**DIRECTION**
Give nothing except the number of lines containing the word "ffffff".

========================================================================

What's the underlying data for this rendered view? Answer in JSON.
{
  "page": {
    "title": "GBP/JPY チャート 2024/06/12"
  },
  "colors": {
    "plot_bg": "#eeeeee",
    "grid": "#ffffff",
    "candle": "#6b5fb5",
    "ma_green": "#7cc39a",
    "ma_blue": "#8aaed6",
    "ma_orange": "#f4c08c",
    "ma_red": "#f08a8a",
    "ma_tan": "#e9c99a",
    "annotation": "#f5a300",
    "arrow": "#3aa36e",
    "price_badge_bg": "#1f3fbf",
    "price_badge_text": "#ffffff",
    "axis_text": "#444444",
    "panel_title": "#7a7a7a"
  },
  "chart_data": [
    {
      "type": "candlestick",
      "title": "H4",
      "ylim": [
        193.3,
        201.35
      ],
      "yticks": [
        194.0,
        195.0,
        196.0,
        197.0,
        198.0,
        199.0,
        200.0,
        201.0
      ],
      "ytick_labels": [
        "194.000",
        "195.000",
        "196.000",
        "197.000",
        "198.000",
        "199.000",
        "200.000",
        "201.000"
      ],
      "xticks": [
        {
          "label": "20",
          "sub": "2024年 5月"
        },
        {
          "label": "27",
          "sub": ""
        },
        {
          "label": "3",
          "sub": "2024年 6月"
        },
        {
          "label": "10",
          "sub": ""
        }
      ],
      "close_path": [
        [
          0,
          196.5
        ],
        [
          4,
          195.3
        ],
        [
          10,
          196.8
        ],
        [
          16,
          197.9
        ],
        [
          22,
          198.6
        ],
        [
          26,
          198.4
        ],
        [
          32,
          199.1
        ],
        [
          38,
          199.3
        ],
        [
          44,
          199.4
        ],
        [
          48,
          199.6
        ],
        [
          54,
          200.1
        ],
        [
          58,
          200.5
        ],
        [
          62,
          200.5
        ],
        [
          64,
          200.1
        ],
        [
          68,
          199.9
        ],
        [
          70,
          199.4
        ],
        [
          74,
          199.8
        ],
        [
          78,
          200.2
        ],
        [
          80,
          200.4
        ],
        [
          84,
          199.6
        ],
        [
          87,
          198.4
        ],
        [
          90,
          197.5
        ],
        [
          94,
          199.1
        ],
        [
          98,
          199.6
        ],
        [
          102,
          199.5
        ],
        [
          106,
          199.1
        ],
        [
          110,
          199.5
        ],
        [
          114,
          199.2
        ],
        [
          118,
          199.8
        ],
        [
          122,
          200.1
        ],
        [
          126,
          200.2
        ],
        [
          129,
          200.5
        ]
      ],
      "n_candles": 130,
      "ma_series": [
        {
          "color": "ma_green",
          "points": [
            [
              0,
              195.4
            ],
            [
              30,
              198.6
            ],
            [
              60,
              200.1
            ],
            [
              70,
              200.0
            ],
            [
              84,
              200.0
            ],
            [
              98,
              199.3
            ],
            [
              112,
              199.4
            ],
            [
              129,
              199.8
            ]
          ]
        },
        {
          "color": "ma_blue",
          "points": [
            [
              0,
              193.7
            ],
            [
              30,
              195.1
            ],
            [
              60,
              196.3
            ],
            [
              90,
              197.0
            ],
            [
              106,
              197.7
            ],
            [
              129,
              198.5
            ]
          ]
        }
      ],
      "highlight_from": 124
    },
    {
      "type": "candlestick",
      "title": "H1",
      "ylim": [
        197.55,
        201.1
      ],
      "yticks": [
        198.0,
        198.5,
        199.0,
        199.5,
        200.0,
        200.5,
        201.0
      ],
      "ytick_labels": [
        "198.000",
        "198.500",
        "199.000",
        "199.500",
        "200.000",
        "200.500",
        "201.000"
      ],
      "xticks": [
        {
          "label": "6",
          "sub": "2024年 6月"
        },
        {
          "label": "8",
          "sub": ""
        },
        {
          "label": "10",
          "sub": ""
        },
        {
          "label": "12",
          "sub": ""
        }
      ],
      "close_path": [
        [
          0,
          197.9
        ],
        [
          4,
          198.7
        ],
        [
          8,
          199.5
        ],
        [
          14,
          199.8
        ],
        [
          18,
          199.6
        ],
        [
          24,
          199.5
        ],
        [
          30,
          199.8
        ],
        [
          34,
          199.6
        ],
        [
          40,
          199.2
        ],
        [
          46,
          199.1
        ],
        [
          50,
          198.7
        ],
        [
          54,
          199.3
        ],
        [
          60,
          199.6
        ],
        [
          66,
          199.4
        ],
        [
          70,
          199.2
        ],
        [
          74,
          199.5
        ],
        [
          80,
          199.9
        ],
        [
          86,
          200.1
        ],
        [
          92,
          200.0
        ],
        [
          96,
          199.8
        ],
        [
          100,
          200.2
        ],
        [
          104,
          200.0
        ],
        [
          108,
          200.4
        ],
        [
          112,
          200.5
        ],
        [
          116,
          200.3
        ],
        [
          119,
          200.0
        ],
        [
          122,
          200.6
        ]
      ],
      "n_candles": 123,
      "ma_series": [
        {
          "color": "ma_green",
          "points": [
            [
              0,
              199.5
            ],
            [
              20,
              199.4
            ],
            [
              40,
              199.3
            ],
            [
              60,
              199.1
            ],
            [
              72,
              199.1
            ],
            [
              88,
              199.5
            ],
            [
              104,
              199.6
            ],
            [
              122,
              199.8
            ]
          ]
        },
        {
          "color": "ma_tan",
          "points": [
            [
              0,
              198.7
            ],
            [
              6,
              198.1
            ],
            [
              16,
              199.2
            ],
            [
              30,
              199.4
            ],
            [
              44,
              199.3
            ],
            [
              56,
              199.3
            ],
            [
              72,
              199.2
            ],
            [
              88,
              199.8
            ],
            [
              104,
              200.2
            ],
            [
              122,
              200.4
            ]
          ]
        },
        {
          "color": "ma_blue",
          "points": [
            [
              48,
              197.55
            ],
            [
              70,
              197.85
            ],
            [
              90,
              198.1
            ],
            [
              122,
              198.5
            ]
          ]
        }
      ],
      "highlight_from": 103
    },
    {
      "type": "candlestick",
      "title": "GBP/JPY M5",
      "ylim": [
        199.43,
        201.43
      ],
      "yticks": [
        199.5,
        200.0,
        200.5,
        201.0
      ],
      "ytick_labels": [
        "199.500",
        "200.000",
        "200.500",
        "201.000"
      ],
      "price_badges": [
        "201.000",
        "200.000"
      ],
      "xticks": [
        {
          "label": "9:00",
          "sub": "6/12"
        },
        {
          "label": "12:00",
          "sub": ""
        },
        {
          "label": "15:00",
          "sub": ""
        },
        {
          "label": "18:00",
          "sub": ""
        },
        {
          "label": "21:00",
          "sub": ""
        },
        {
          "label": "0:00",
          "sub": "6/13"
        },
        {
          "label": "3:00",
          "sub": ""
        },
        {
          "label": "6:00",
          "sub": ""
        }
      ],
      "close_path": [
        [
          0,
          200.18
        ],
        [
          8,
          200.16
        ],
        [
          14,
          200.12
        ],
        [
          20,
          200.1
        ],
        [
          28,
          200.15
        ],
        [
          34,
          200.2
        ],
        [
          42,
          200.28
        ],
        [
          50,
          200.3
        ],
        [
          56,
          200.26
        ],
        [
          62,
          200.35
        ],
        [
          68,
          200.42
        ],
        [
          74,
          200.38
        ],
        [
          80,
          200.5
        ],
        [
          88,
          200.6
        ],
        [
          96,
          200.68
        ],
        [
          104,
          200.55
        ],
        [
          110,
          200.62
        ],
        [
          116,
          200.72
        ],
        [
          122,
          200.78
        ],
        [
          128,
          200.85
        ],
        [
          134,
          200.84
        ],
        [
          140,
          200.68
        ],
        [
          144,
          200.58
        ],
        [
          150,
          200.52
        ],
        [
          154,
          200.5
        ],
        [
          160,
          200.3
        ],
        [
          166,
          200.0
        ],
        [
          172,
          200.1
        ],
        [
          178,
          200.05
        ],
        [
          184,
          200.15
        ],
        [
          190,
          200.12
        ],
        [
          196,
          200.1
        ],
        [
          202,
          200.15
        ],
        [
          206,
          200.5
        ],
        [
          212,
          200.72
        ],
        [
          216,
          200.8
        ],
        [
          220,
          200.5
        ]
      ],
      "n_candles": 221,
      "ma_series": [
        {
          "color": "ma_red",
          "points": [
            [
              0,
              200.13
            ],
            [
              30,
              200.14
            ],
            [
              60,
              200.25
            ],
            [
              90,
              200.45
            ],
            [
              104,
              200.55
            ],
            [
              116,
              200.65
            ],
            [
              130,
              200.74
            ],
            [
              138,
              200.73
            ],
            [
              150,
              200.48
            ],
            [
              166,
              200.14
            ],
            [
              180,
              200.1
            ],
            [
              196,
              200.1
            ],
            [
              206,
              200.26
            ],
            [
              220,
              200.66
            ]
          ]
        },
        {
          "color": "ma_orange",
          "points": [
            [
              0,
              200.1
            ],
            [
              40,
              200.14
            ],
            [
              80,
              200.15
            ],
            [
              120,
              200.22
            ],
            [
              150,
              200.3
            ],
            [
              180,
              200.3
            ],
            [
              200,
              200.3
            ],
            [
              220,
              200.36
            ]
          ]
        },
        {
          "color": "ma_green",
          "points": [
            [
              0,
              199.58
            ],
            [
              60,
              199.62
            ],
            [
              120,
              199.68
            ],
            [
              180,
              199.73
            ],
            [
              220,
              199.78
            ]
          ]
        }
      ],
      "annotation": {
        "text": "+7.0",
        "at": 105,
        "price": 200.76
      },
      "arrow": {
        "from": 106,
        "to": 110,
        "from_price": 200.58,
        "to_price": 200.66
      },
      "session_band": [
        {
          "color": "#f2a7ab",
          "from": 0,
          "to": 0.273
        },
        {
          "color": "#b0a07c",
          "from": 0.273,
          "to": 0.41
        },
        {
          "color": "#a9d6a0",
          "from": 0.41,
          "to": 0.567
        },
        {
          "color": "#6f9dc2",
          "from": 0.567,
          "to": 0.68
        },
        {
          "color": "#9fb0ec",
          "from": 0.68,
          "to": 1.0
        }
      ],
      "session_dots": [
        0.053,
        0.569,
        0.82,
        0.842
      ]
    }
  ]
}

========================================================================

**OUTPUT**
2